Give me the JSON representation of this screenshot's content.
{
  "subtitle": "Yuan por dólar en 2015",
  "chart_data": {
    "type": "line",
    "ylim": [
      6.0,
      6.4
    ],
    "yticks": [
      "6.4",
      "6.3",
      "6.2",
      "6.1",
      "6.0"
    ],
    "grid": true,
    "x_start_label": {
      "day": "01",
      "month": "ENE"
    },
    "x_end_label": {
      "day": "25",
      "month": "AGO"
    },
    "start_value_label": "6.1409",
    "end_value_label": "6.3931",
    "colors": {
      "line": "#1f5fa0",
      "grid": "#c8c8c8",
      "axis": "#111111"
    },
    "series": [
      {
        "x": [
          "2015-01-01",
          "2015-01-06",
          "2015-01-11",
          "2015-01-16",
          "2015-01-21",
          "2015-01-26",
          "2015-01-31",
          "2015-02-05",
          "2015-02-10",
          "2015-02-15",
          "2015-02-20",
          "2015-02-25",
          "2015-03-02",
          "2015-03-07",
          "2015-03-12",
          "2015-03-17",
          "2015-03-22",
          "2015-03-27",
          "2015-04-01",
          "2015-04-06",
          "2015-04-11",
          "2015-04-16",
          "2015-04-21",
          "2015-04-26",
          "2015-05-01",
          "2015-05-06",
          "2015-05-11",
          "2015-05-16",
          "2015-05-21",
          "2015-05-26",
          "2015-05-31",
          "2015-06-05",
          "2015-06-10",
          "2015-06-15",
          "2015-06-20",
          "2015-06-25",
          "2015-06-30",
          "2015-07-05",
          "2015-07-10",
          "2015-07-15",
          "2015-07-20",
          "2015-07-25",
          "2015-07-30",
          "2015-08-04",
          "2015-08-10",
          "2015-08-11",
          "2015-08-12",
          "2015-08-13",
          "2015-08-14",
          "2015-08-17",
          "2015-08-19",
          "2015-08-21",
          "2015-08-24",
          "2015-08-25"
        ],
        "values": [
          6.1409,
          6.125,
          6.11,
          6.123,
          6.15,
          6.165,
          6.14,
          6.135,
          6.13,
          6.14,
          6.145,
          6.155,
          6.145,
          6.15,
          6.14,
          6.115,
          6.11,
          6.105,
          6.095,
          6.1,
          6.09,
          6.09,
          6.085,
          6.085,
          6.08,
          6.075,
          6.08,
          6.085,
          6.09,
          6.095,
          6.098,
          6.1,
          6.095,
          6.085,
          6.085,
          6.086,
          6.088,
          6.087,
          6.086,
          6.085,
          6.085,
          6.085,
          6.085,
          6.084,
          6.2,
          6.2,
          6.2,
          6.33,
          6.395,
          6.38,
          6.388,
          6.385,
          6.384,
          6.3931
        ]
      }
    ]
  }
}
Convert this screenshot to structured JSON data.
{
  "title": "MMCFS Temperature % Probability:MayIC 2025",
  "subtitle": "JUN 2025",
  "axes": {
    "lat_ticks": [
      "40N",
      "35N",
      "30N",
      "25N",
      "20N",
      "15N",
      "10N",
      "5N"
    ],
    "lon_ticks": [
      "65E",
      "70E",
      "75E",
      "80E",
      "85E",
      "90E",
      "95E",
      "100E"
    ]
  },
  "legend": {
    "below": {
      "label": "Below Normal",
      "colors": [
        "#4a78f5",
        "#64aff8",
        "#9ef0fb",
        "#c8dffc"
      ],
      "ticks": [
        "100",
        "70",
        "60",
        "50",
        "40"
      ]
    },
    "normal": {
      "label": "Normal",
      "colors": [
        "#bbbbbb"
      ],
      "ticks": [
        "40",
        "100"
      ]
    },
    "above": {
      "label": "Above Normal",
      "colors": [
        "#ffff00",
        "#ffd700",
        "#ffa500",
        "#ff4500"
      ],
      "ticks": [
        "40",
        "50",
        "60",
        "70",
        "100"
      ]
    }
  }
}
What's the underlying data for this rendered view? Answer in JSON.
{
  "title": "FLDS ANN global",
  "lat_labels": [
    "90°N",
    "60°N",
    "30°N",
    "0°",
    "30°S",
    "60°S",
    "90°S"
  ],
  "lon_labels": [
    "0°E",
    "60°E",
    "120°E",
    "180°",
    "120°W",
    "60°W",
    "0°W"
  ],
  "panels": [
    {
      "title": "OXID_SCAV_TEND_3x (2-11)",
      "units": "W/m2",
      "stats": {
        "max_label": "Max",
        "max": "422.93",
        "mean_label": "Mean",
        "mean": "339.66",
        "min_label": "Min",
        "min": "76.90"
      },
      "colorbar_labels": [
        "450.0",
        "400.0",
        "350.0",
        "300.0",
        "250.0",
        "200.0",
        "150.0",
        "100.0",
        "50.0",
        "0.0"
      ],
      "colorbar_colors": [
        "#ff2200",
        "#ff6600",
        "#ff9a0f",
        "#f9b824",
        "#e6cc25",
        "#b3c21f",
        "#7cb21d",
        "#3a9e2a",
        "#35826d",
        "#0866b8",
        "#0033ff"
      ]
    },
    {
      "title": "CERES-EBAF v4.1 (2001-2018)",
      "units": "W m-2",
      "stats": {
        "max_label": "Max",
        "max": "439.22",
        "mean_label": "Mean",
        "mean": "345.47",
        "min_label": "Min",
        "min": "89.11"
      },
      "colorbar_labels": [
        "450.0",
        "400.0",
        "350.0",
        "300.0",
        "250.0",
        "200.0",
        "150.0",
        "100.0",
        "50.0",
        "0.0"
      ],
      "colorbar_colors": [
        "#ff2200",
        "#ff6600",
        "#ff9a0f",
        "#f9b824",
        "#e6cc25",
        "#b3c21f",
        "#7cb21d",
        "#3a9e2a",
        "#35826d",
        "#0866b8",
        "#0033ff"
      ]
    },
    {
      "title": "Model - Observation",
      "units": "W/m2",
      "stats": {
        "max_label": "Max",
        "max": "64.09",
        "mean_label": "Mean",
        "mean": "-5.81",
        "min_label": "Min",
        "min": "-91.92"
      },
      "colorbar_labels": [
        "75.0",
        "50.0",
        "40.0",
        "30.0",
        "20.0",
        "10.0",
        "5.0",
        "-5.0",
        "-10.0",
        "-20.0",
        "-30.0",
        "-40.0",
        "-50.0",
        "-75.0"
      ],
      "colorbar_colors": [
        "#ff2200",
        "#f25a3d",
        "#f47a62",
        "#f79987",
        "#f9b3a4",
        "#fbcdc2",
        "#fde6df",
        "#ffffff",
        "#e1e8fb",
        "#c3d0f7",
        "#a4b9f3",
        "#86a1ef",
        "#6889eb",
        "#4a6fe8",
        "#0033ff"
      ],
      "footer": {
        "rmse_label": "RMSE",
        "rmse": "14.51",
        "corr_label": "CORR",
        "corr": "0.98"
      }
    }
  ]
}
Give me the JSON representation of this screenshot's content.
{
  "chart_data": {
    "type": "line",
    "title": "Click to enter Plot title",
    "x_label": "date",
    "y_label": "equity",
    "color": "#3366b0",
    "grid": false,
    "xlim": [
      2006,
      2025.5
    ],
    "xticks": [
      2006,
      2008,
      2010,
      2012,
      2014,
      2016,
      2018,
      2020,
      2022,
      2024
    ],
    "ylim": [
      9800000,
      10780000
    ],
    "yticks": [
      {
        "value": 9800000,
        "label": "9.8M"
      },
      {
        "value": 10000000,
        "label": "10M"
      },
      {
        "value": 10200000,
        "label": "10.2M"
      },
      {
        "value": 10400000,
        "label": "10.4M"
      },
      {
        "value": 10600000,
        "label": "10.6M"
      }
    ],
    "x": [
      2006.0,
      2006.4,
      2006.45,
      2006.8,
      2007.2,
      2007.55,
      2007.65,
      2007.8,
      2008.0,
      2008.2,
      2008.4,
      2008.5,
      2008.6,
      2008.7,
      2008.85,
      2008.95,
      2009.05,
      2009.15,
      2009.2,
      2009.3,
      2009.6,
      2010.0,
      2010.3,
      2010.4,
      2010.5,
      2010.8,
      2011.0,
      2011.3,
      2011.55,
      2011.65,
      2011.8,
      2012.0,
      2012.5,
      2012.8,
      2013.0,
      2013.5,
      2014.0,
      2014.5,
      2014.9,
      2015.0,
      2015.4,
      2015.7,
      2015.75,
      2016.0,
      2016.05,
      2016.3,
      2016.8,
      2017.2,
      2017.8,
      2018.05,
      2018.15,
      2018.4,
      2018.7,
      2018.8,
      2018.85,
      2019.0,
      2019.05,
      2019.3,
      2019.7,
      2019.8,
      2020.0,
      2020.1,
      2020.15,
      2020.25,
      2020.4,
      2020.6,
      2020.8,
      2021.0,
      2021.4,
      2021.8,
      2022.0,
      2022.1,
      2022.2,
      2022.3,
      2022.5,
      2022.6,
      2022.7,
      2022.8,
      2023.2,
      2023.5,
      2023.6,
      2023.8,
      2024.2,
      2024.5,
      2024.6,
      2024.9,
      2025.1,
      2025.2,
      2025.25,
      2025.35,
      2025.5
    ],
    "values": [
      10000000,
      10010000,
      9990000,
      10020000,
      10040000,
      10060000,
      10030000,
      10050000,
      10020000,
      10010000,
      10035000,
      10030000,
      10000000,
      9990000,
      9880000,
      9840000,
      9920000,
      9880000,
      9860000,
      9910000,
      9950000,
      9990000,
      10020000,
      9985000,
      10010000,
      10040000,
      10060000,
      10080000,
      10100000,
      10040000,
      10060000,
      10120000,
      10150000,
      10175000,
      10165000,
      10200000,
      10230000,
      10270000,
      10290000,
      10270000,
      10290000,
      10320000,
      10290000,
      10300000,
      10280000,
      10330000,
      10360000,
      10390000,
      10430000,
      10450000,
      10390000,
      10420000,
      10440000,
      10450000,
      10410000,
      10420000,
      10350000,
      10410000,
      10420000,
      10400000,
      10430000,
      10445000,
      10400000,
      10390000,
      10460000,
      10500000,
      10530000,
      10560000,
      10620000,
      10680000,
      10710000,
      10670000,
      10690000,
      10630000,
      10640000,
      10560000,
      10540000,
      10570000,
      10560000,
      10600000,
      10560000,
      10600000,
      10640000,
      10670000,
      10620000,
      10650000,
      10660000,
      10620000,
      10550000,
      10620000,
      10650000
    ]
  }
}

※ ※ ※

**WHAT TO WORK ON**
Count how many lines of the listing above include "JSON" and report that number alone.

**EXERCISE RESPONSE**
4